▶ _REQUIREMENT 1_
Reproduce the records verbatim, beginning at the first line of the records and continuing through the line containing "608, 441, 632]", with both of those lines included.

▶ _PROVIDED PASSAGE_
Sunday Bookends is my week in review, so to speak. It’s where I share what I’ve been up to, what I’ve been reading, what I’ve been watching, what I’ve been listening to, and what I’ve been writing. Feel free to share a link or comment about your week in the comments.
The plan to walk among books, touching them, looking at them, choosing some to take home was thwarted Saturday by the memorial service of a sweet 90-year old man who had attended the church I grew up in. He and his tough-talking Bronx-born wife were both piano players who often performed together for local senior groups and others. I last saw them play together about a year ago at my husband’s great-aunt’s 90th birthday party.
It was delightful and mesmorizing to watch them perform, no music in front of them, playing by memory and for Ernie, the husband, by ear. Saying ‘good-bye’ to Ernie here on earth was more important than going to the local library’s fundraising book sale and I’ll have to wait for another time when I can walk among books again. (As we all know, that could be a very long time.)
The memorial service, combined with a week where I didn’t feel particularly motivated to write blog posts, kept me from drafting a Sunday Bookends post for yesterday.

▶ _EXTRACTED RECORDS_
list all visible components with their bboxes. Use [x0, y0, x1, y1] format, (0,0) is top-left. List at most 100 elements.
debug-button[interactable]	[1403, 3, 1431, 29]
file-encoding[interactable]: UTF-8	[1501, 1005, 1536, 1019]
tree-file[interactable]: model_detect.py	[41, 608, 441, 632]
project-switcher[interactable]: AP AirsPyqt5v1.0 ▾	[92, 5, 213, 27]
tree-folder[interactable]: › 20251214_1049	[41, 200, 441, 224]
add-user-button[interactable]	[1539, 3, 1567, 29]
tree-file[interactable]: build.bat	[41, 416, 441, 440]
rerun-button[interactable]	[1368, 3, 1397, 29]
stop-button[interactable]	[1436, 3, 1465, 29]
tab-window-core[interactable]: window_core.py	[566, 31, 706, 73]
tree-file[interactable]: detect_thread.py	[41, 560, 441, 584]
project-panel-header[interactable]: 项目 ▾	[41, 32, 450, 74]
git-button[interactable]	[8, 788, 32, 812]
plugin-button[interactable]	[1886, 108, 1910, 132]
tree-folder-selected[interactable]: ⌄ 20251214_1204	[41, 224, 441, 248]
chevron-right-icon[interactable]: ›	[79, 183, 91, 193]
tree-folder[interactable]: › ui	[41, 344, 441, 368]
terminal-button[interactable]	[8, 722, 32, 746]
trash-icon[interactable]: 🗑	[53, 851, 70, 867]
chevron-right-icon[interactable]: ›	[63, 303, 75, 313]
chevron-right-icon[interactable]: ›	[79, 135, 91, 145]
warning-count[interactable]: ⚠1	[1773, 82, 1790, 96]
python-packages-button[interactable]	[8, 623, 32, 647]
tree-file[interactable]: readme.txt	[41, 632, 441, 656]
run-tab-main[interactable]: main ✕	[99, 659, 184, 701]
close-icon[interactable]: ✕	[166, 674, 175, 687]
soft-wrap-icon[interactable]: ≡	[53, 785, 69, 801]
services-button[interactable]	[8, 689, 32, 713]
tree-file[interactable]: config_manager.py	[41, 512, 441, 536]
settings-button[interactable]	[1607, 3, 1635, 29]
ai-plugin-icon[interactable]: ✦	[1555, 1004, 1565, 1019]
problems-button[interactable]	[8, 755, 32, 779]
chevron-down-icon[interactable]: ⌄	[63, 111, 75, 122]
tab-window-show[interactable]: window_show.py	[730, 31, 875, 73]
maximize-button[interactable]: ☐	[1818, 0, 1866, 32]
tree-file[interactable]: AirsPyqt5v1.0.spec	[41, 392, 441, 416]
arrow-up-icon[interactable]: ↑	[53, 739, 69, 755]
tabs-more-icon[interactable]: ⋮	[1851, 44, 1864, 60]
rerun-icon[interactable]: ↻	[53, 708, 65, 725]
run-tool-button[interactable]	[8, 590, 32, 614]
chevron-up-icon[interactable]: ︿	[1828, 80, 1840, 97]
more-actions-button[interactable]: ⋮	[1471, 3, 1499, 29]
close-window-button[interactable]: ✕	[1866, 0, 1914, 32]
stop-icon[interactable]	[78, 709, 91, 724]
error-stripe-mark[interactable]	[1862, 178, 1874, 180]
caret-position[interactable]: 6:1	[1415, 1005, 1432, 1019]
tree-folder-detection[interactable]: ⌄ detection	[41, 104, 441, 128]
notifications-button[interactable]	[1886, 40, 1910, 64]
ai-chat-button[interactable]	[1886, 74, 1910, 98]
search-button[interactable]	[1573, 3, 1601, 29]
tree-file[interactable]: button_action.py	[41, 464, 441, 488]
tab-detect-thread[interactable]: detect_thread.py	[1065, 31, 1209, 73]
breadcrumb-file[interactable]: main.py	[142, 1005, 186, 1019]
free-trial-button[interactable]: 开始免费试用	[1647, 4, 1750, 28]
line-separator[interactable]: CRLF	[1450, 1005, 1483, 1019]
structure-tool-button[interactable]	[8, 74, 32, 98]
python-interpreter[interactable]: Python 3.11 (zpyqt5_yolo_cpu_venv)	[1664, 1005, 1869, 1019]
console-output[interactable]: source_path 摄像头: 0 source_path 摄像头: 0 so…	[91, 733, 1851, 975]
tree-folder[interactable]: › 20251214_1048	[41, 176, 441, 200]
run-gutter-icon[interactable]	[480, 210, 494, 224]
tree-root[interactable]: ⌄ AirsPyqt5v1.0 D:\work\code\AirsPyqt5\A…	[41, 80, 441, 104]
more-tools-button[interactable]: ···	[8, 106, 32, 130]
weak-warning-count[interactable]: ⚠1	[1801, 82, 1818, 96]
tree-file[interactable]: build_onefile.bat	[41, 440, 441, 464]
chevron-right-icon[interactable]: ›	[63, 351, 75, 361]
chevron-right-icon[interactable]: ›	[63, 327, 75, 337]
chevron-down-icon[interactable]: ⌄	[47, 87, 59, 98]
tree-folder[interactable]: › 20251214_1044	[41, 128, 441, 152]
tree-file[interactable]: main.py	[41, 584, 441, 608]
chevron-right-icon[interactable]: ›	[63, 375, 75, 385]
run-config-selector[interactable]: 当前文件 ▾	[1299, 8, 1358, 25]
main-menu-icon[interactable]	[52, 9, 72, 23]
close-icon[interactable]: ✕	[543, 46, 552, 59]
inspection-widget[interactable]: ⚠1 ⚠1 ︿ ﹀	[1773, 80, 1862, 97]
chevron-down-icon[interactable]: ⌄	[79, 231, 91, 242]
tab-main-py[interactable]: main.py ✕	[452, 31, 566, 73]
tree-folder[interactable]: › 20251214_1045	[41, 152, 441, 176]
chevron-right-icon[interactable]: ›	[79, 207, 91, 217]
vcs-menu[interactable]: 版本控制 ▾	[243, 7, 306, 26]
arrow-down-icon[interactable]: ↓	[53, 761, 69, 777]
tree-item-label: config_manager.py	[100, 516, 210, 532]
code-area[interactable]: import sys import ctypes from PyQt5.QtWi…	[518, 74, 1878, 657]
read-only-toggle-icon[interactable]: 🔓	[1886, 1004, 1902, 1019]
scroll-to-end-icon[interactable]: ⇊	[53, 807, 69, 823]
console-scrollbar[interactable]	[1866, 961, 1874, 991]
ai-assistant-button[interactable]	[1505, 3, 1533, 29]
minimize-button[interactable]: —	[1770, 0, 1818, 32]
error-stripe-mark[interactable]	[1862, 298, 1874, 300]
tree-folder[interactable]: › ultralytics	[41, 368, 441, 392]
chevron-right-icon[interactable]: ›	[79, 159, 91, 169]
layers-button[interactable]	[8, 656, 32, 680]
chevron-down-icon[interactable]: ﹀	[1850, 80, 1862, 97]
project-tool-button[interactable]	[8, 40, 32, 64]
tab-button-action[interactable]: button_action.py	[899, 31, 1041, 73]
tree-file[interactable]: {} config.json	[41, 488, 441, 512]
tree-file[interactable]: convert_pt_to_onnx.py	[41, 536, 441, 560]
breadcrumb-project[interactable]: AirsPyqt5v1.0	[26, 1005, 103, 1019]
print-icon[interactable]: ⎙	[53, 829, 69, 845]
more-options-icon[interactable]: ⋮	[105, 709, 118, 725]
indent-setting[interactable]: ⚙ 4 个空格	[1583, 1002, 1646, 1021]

▶ _REQUIREMENT 2_
According to the Sunday Bookends post, what kinds of things does the author share in that weekly feature? List all of them.

▶ _FINAL RESULT 1_
list all visible components with their bboxes. Use [x0, y0, x1, y1] format, (0,0) is top-left. List at most 100 elements.
debug-button[interactable]	[1403, 3, 1431, 29]
file-encoding[interactable]: UTF-8	[1501, 1005, 1536, 1019]
tree-file[interactable]: model_detect.py	[41, 608, 441, 632]

▶ _FINAL RESULT 2_
- What the author has been up to
- What the author has been reading
- What the author has been watching
- What the author has been listening to
- What the author has been writing